**Task statement:** Go through the entries below and collect each line with the string "串联一个" in it.

[Extracted records]
* Begin *

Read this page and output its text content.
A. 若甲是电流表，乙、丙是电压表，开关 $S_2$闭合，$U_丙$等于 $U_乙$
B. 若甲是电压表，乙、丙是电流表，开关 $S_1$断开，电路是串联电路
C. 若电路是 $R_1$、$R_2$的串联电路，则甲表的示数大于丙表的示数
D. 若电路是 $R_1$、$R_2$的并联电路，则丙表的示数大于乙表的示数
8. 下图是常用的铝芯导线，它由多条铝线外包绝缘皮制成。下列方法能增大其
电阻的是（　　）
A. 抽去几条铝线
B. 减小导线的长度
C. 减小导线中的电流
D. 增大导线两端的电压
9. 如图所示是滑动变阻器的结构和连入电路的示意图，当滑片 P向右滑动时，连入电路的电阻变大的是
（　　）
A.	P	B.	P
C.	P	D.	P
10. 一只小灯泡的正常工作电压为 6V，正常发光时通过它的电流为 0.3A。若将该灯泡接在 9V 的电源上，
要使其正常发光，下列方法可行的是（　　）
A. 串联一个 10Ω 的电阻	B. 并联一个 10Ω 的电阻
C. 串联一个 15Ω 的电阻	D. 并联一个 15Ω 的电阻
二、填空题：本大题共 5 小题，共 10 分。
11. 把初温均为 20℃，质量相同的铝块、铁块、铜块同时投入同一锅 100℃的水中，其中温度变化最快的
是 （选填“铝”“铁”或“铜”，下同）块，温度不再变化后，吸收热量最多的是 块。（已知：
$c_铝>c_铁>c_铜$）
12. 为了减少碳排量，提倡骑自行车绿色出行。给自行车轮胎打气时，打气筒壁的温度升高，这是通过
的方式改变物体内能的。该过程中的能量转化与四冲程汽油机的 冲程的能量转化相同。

* End *

**Result for this task:**
A. 串联一个 10Ω 的电阻	B. 并联一个 10Ω 的电阻
C. 串联一个 15Ω 的电阻	D. 并联一个 15Ω 的电阻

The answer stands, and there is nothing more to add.